··· INFORMATION SHOWN

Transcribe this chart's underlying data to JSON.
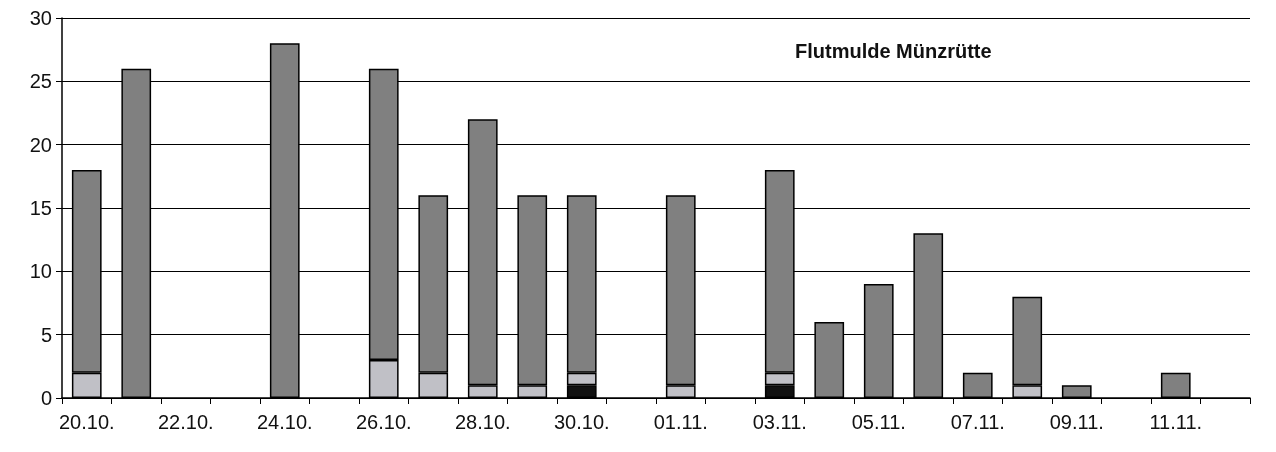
{
  "chart_data": {
    "type": "bar",
    "title": "Flutmulde Münzrütte",
    "stacked": true,
    "categories": [
      "20.10.",
      null,
      "22.10.",
      null,
      "24.10.",
      null,
      "26.10.",
      null,
      "28.10.",
      null,
      "30.10.",
      null,
      "01.11.",
      null,
      "03.11.",
      null,
      "05.11.",
      null,
      "07.11.",
      null,
      "09.11.",
      null,
      "11.11.",
      null
    ],
    "series": [
      {
        "color": "#111111",
        "values": [
          null,
          null,
          null,
          null,
          null,
          null,
          null,
          null,
          null,
          null,
          1,
          null,
          null,
          null,
          1,
          null,
          null,
          null,
          null,
          null,
          null,
          null,
          null,
          null
        ]
      },
      {
        "color": "#c0c0c6",
        "values": [
          2,
          null,
          null,
          null,
          null,
          null,
          3,
          2,
          1,
          1,
          1,
          null,
          1,
          null,
          1,
          null,
          null,
          null,
          null,
          1,
          null,
          null,
          null,
          null
        ]
      },
      {
        "color": "#808080",
        "values": [
          16,
          26,
          null,
          null,
          28,
          null,
          23,
          14,
          21,
          15,
          14,
          null,
          15,
          null,
          16,
          6,
          9,
          13,
          2,
          7,
          1,
          null,
          2,
          null
        ]
      }
    ],
    "ylim": [
      0,
      30
    ],
    "yticks": [
      0,
      5,
      10,
      15,
      20,
      25,
      30
    ],
    "grid": "y"
  }
}
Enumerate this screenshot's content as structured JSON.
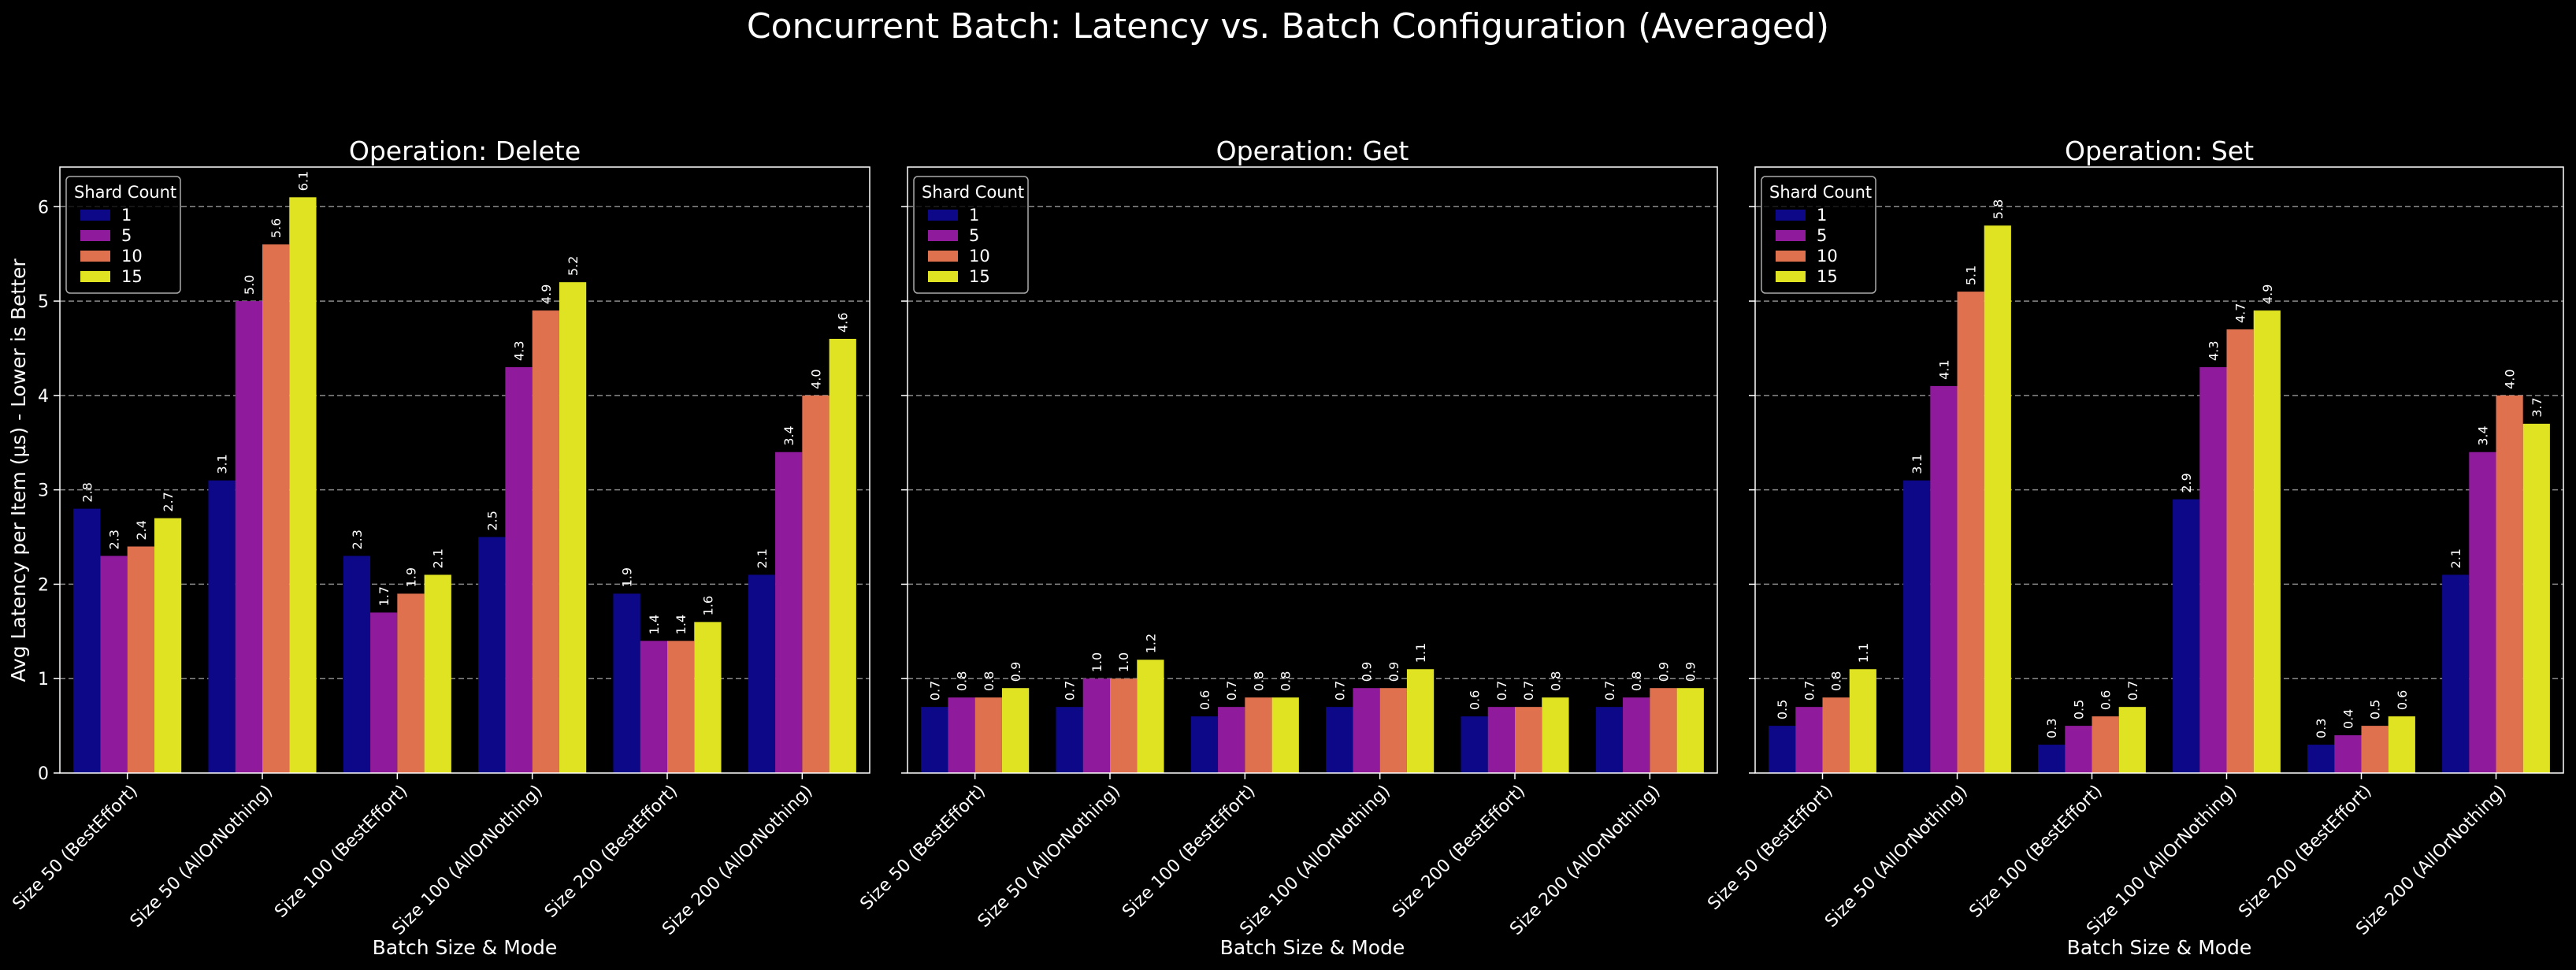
{
  "figure_title": "Concurrent Batch: Latency vs. Batch Configuration (Averaged)",
  "ylabel": "Avg Latency per Item (µs) - Lower is Better",
  "colors": {
    "background": "#000000",
    "text": "#ffffff",
    "grid": "#8a8a8a",
    "series": [
      "#0d0887",
      "#8f1a9c",
      "#e0714f",
      "#dfe321"
    ]
  },
  "chart_data": [
    {
      "type": "bar",
      "title": "Operation: Delete",
      "xlabel": "Batch Size & Mode",
      "categories": [
        "Size 50 (BestEffort)",
        "Size 50 (AllOrNothing)",
        "Size 100 (BestEffort)",
        "Size 100 (AllOrNothing)",
        "Size 200 (BestEffort)",
        "Size 200 (AllOrNothing)"
      ],
      "ylim": [
        0,
        6.42
      ],
      "yticks": [
        "0",
        "1",
        "2",
        "3",
        "4",
        "5",
        "6"
      ],
      "grid": true,
      "legend": {
        "title": "Shard Count",
        "placement": "top-left"
      },
      "series": [
        {
          "name": "1",
          "values": [
            2.8,
            3.1,
            2.3,
            2.5,
            1.9,
            2.1
          ],
          "labels": [
            "2.8",
            "3.1",
            "2.3",
            "2.5",
            "1.9",
            "2.1"
          ]
        },
        {
          "name": "5",
          "values": [
            2.3,
            5.0,
            1.7,
            4.3,
            1.4,
            3.4
          ],
          "labels": [
            "2.3",
            "5.0",
            "1.7",
            "4.3",
            "1.4",
            "3.4"
          ]
        },
        {
          "name": "10",
          "values": [
            2.4,
            5.6,
            1.9,
            4.9,
            1.4,
            4.0
          ],
          "labels": [
            "2.4",
            "5.6",
            "1.9",
            "4.9",
            "1.4",
            "4.0"
          ]
        },
        {
          "name": "15",
          "values": [
            2.7,
            6.1,
            2.1,
            5.2,
            1.6,
            4.6
          ],
          "labels": [
            "2.7",
            "6.1",
            "2.1",
            "5.2",
            "1.6",
            "4.6"
          ]
        }
      ]
    },
    {
      "type": "bar",
      "title": "Operation: Get",
      "xlabel": "Batch Size & Mode",
      "categories": [
        "Size 50 (BestEffort)",
        "Size 50 (AllOrNothing)",
        "Size 100 (BestEffort)",
        "Size 100 (AllOrNothing)",
        "Size 200 (BestEffort)",
        "Size 200 (AllOrNothing)"
      ],
      "ylim": [
        0,
        6.42
      ],
      "yticks": [
        "0",
        "1",
        "2",
        "3",
        "4",
        "5",
        "6"
      ],
      "grid": true,
      "legend": {
        "title": "Shard Count",
        "placement": "top-left"
      },
      "series": [
        {
          "name": "1",
          "values": [
            0.7,
            0.7,
            0.6,
            0.7,
            0.6,
            0.7
          ],
          "labels": [
            "0.7",
            "0.7",
            "0.6",
            "0.7",
            "0.6",
            "0.7"
          ]
        },
        {
          "name": "5",
          "values": [
            0.8,
            1.0,
            0.7,
            0.9,
            0.7,
            0.8
          ],
          "labels": [
            "0.8",
            "1.0",
            "0.7",
            "0.9",
            "0.7",
            "0.8"
          ]
        },
        {
          "name": "10",
          "values": [
            0.8,
            1.0,
            0.8,
            0.9,
            0.7,
            0.9
          ],
          "labels": [
            "0.8",
            "1.0",
            "0.8",
            "0.9",
            "0.7",
            "0.9"
          ]
        },
        {
          "name": "15",
          "values": [
            0.9,
            1.2,
            0.8,
            1.1,
            0.8,
            0.9
          ],
          "labels": [
            "0.9",
            "1.2",
            "0.8",
            "1.1",
            "0.8",
            "0.9"
          ]
        }
      ]
    },
    {
      "type": "bar",
      "title": "Operation: Set",
      "xlabel": "Batch Size & Mode",
      "categories": [
        "Size 50 (BestEffort)",
        "Size 50 (AllOrNothing)",
        "Size 100 (BestEffort)",
        "Size 100 (AllOrNothing)",
        "Size 200 (BestEffort)",
        "Size 200 (AllOrNothing)"
      ],
      "ylim": [
        0,
        6.42
      ],
      "yticks": [
        "0",
        "1",
        "2",
        "3",
        "4",
        "5",
        "6"
      ],
      "grid": true,
      "legend": {
        "title": "Shard Count",
        "placement": "top-left"
      },
      "series": [
        {
          "name": "1",
          "values": [
            0.5,
            3.1,
            0.3,
            2.9,
            0.3,
            2.1
          ],
          "labels": [
            "0.5",
            "3.1",
            "0.3",
            "2.9",
            "0.3",
            "2.1"
          ]
        },
        {
          "name": "5",
          "values": [
            0.7,
            4.1,
            0.5,
            4.3,
            0.4,
            3.4
          ],
          "labels": [
            "0.7",
            "4.1",
            "0.5",
            "4.3",
            "0.4",
            "3.4"
          ]
        },
        {
          "name": "10",
          "values": [
            0.8,
            5.1,
            0.6,
            4.7,
            0.5,
            4.0
          ],
          "labels": [
            "0.8",
            "5.1",
            "0.6",
            "4.7",
            "0.5",
            "4.0"
          ]
        },
        {
          "name": "15",
          "values": [
            1.1,
            5.8,
            0.7,
            4.9,
            0.6,
            3.7
          ],
          "labels": [
            "1.1",
            "5.8",
            "0.7",
            "4.9",
            "0.6",
            "3.7"
          ]
        }
      ]
    }
  ]
}
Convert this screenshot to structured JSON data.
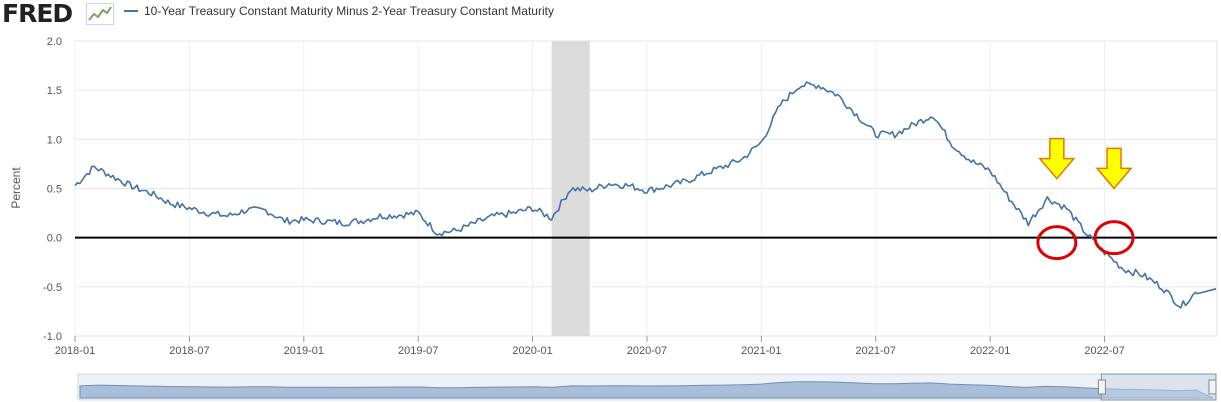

······

_WORK TO COMPLETE:_ Transcribe the complete set of entries verbatim. No pictures belong in the copy.

_OUTPUT FOR THIS EXERCISE:_
Transcribe this chart's underlying data to JSON.
{
  "chart_data": {
    "type": "bar",
    "title": "Flutmulde Münzrütte",
    "stacked": true,
    "categories": [
      "20.10.",
      null,
      "22.10.",
      null,
      "24.10.",
      null,
      "26.10.",
      null,
      "28.10.",
      null,
      "30.10.",
      null,
      "01.11.",
      null,
      "03.11.",
      null,
      "05.11.",
      null,
      "07.11.",
      null,
      "09.11.",
      null,
      "11.11.",
      null
    ],
    "series": [
      {
        "color": "#111111",
        "values": [
          null,
          null,
          null,
          null,
          null,
          null,
          null,
          null,
          null,
          null,
          1,
          null,
          null,
          null,
          1,
          null,
          null,
          null,
          null,
          null,
          null,
          null,
          null,
          null
        ]
      },
      {
        "color": "#c0c0c6",
        "values": [
          2,
          null,
          null,
          null,
          null,
          null,
          3,
          2,
          1,
          1,
          1,
          null,
          1,
          null,
          1,
          null,
          null,
          null,
          null,
          1,
          null,
          null,
          null,
          null
        ]
      },
      {
        "color": "#808080",
        "values": [
          16,
          26,
          null,
          null,
          28,
          null,
          23,
          14,
          21,
          15,
          14,
          null,
          15,
          null,
          16,
          6,
          9,
          13,
          2,
          7,
          1,
          null,
          2,
          null
        ]
      }
    ],
    "ylim": [
      0,
      30
    ],
    "yticks": [
      0,
      5,
      10,
      15,
      20,
      25,
      30
    ],
    "grid": "y"
  }
}
Enumerate this screenshot's content as structured JSON.
{
  "figure_title": "Concurrent Batch: Latency vs. Batch Configuration (Averaged)",
  "ylabel": "Avg Latency per Item (µs) - Lower is Better",
  "colors": {
    "background": "#000000",
    "text": "#ffffff",
    "grid": "#8a8a8a",
    "series": [
      "#0d0887",
      "#8f1a9c",
      "#e0714f",
      "#dfe321"
    ]
  },
  "chart_data": [
    {
      "type": "bar",
      "title": "Operation: Delete",
      "xlabel": "Batch Size & Mode",
      "categories": [
        "Size 50 (BestEffort)",
        "Size 50 (AllOrNothing)",
        "Size 100 (BestEffort)",
        "Size 100 (AllOrNothing)",
        "Size 200 (BestEffort)",
        "Size 200 (AllOrNothing)"
      ],
      "ylim": [
        0,
        6.42
      ],
      "yticks": [
        "0",
        "1",
        "2",
        "3",
        "4",
        "5",
        "6"
      ],
      "grid": true,
      "legend": {
        "title": "Shard Count",
        "placement": "top-left"
      },
      "series": [
        {
          "name": "1",
          "values": [
            2.8,
            3.1,
            2.3,
            2.5,
            1.9,
            2.1
          ],
          "labels": [
            "2.8",
            "3.1",
            "2.3",
            "2.5",
            "1.9",
            "2.1"
          ]
        },
        {
          "name": "5",
          "values": [
            2.3,
            5.0,
            1.7,
            4.3,
            1.4,
            3.4
          ],
          "labels": [
            "2.3",
            "5.0",
            "1.7",
            "4.3",
            "1.4",
            "3.4"
          ]
        },
        {
          "name": "10",
          "values": [
            2.4,
            5.6,
            1.9,
            4.9,
            1.4,
            4.0
          ],
          "labels": [
            "2.4",
            "5.6",
            "1.9",
            "4.9",
            "1.4",
            "4.0"
          ]
        },
        {
          "name": "15",
          "values": [
            2.7,
            6.1,
            2.1,
            5.2,
            1.6,
            4.6
          ],
          "labels": [
            "2.7",
            "6.1",
            "2.1",
            "5.2",
            "1.6",
            "4.6"
          ]
        }
      ]
    },
    {
      "type": "bar",
      "title": "Operation: Get",
      "xlabel": "Batch Size & Mode",
      "categories": [
        "Size 50 (BestEffort)",
        "Size 50 (AllOrNothing)",
        "Size 100 (BestEffort)",
        "Size 100 (AllOrNothing)",
        "Size 200 (BestEffort)",
        "Size 200 (AllOrNothing)"
      ],
      "ylim": [
        0,
        6.42
      ],
      "yticks": [
        "0",
        "1",
        "2",
        "3",
        "4",
        "5",
        "6"
      ],
      "grid": true,
      "legend": {
        "title": "Shard Count",
        "placement": "top-left"
      },
      "series": [
        {
          "name": "1",
          "values": [
            0.7,
            0.7,
            0.6,
            0.7,
            0.6,
            0.7
          ],
          "labels": [
            "0.7",
            "0.7",
            "0.6",
            "0.7",
            "0.6",
            "0.7"
          ]
        },
        {
          "name": "5",
          "values": [
            0.8,
            1.0,
            0.7,
            0.9,
            0.7,
            0.8
          ],
          "labels": [
            "0.8",
            "1.0",
            "0.7",
            "0.9",
            "0.7",
            "0.8"
          ]
        },
        {
          "name": "10",
          "values": [
            0.8,
            1.0,
            0.8,
            0.9,
            0.7,
            0.9
          ],
          "labels": [
            "0.8",
            "1.0",
            "0.8",
            "0.9",
            "0.7",
            "0.9"
          ]
        },
        {
          "name": "15",
          "values": [
            0.9,
            1.2,
            0.8,
            1.1,
            0.8,
            0.9
          ],
          "labels": [
            "0.9",
            "1.2",
            "0.8",
            "1.1",
            "0.8",
            "0.9"
          ]
        }
      ]
    },
    {
      "type": "bar",
      "title": "Operation: Set",
      "xlabel": "Batch Size & Mode",
      "categories": [
        "Size 50 (BestEffort)",
        "Size 50 (AllOrNothing)",
        "Size 100 (BestEffort)",
        "Size 100 (AllOrNothing)",
        "Size 200 (BestEffort)",
        "Size 200 (AllOrNothing)"
      ],
      "ylim": [
        0,
        6.42
      ],
      "yticks": [
        "0",
        "1",
        "2",
        "3",
        "4",
        "5",
        "6"
      ],
      "grid": true,
      "legend": {
        "title": "Shard Count",
        "placement": "top-left"
      },
      "series": [
        {
          "name": "1",
          "values": [
            0.5,
            3.1,
            0.3,
            2.9,
            0.3,
            2.1
          ],
          "labels": [
            "0.5",
            "3.1",
            "0.3",
            "2.9",
            "0.3",
            "2.1"
          ]
        },
        {
          "name": "5",
          "values": [
            0.7,
            4.1,
            0.5,
            4.3,
            0.4,
            3.4
          ],
          "labels": [
            "0.7",
            "4.1",
            "0.5",
            "4.3",
            "0.4",
            "3.4"
          ]
        },
        {
          "name": "10",
          "values": [
            0.8,
            5.1,
            0.6,
            4.7,
            0.5,
            4.0
          ],
          "labels": [
            "0.8",
            "5.1",
            "0.6",
            "4.7",
            "0.5",
            "4.0"
          ]
        },
        {
          "name": "15",
          "values": [
            1.1,
            5.8,
            0.7,
            4.9,
            0.6,
            3.7
          ],
          "labels": [
            "1.1",
            "5.8",
            "0.7",
            "4.9",
            "0.6",
            "3.7"
          ]
        }
      ]
    }
  ]
}
Convert this screenshot to structured JSON data.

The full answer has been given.